**WHAT THE EXERCISE ASKS**
Please give the entries again in full and exactly, without any picture.

**EXCERPTED DATA**
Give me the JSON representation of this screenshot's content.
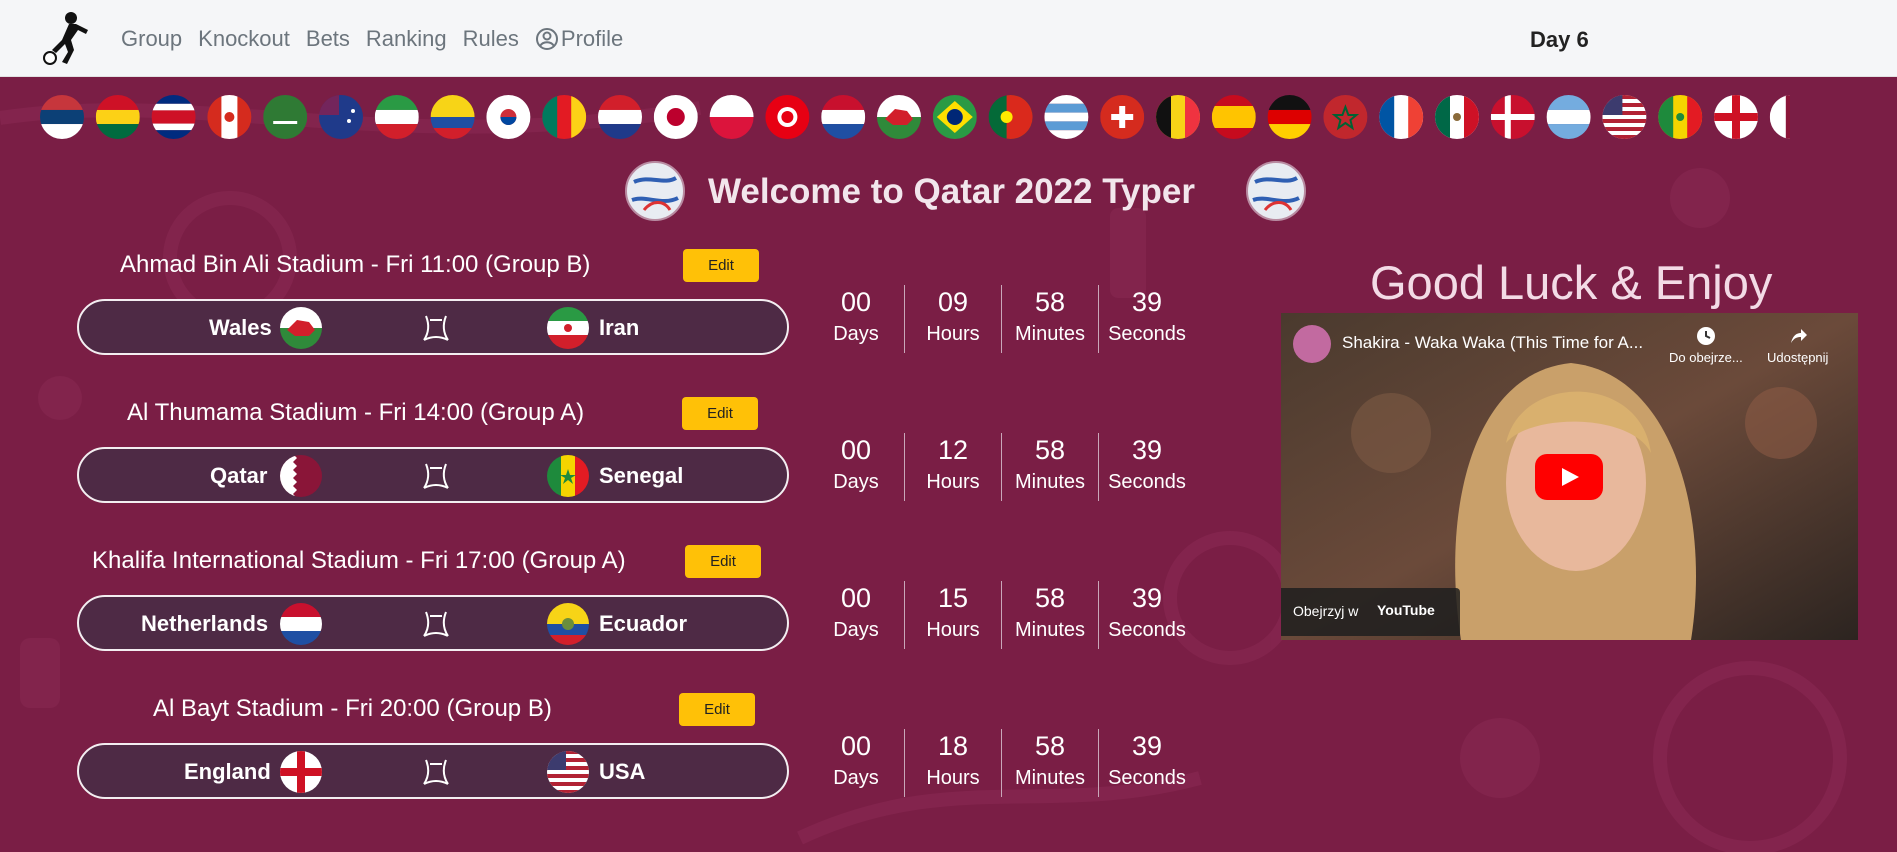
{
  "nav": {
    "links": [
      "Group",
      "Knockout",
      "Bets",
      "Ranking",
      "Rules",
      "Profile"
    ],
    "day": "Day 6"
  },
  "flags": [
    "serbia",
    "ghana",
    "costa-rica",
    "canada",
    "saudi-arabia",
    "australia",
    "iran",
    "ecuador",
    "south-korea",
    "cameroon",
    "croatia",
    "japan",
    "poland",
    "tunisia",
    "netherlands",
    "wales",
    "brazil",
    "portugal",
    "uruguay",
    "switzerland",
    "belgium",
    "spain",
    "germany",
    "morocco",
    "france",
    "mexico",
    "denmark",
    "argentina",
    "usa",
    "senegal",
    "england",
    "qatar"
  ],
  "title": "Welcome to Qatar 2022 Typer",
  "matches": [
    {
      "stadium": "Ahmad Bin Ali Stadium - Fri 11:00 (Group B)",
      "edit": "Edit",
      "home": "Wales",
      "home_flag": "wales",
      "away": "Iran",
      "away_flag": "iran",
      "countdown": {
        "days": "00",
        "hours": "09",
        "minutes": "58",
        "seconds": "39"
      }
    },
    {
      "stadium": "Al Thumama Stadium - Fri 14:00 (Group A)",
      "edit": "Edit",
      "home": "Qatar",
      "home_flag": "qatar",
      "away": "Senegal",
      "away_flag": "senegal",
      "countdown": {
        "days": "00",
        "hours": "12",
        "minutes": "58",
        "seconds": "39"
      }
    },
    {
      "stadium": "Khalifa International Stadium - Fri 17:00 (Group A)",
      "edit": "Edit",
      "home": "Netherlands",
      "home_flag": "netherlands",
      "away": "Ecuador",
      "away_flag": "ecuador",
      "countdown": {
        "days": "00",
        "hours": "15",
        "minutes": "58",
        "seconds": "39"
      }
    },
    {
      "stadium": "Al Bayt Stadium - Fri 20:00 (Group B)",
      "edit": "Edit",
      "home": "England",
      "home_flag": "england",
      "away": "USA",
      "away_flag": "usa",
      "countdown": {
        "days": "00",
        "hours": "18",
        "minutes": "58",
        "seconds": "39"
      }
    }
  ],
  "countdown_labels": {
    "days": "Days",
    "hours": "Hours",
    "minutes": "Minutes",
    "seconds": "Seconds"
  },
  "right": {
    "headline": "Good Luck & Enjoy",
    "video": {
      "title": "Shakira - Waka Waka (This Time for A...",
      "watch_later": "Do obejrze...",
      "share": "Udostępnij",
      "watch_on": "Obejrzyj w",
      "platform": "YouTube"
    }
  },
  "colors": {
    "background": "#7a1e45",
    "edit_button": "#ffc107",
    "navbar": "#f5f6f8"
  }
}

**OUTPUT BELOW**
Give me the JSON representation of this screenshot's content.
{
  "nav": {
    "links": [
      "Group",
      "Knockout",
      "Bets",
      "Ranking",
      "Rules",
      "Profile"
    ],
    "day": "Day 6"
  },
  "flags": [
    "serbia",
    "ghana",
    "costa-rica",
    "canada",
    "saudi-arabia",
    "australia",
    "iran",
    "ecuador",
    "south-korea",
    "cameroon",
    "croatia",
    "japan",
    "poland",
    "tunisia",
    "netherlands",
    "wales",
    "brazil",
    "portugal",
    "uruguay",
    "switzerland",
    "belgium",
    "spain",
    "germany",
    "morocco",
    "france",
    "mexico",
    "denmark",
    "argentina",
    "usa",
    "senegal",
    "england",
    "qatar"
  ],
  "title": "Welcome to Qatar 2022 Typer",
  "matches": [
    {
      "stadium": "Ahmad Bin Ali Stadium - Fri 11:00 (Group B)",
      "edit": "Edit",
      "home": "Wales",
      "home_flag": "wales",
      "away": "Iran",
      "away_flag": "iran",
      "countdown": {
        "days": "00",
        "hours": "09",
        "minutes": "58",
        "seconds": "39"
      }
    },
    {
      "stadium": "Al Thumama Stadium - Fri 14:00 (Group A)",
      "edit": "Edit",
      "home": "Qatar",
      "home_flag": "qatar",
      "away": "Senegal",
      "away_flag": "senegal",
      "countdown": {
        "days": "00",
        "hours": "12",
        "minutes": "58",
        "seconds": "39"
      }
    },
    {
      "stadium": "Khalifa International Stadium - Fri 17:00 (Group A)",
      "edit": "Edit",
      "home": "Netherlands",
      "home_flag": "netherlands",
      "away": "Ecuador",
      "away_flag": "ecuador",
      "countdown": {
        "days": "00",
        "hours": "15",
        "minutes": "58",
        "seconds": "39"
      }
    },
    {
      "stadium": "Al Bayt Stadium - Fri 20:00 (Group B)",
      "edit": "Edit",
      "home": "England",
      "home_flag": "england",
      "away": "USA",
      "away_flag": "usa",
      "countdown": {
        "days": "00",
        "hours": "18",
        "minutes": "58",
        "seconds": "39"
      }
    }
  ],
  "countdown_labels": {
    "days": "Days",
    "hours": "Hours",
    "minutes": "Minutes",
    "seconds": "Seconds"
  },
  "right": {
    "headline": "Good Luck & Enjoy",
    "video": {
      "title": "Shakira - Waka Waka (This Time for A...",
      "watch_later": "Do obejrze...",
      "share": "Udostępnij",
      "watch_on": "Obejrzyj w",
      "platform": "YouTube"
    }
  },
  "colors": {
    "background": "#7a1e45",
    "edit_button": "#ffc107",
    "navbar": "#f5f6f8"
  }
}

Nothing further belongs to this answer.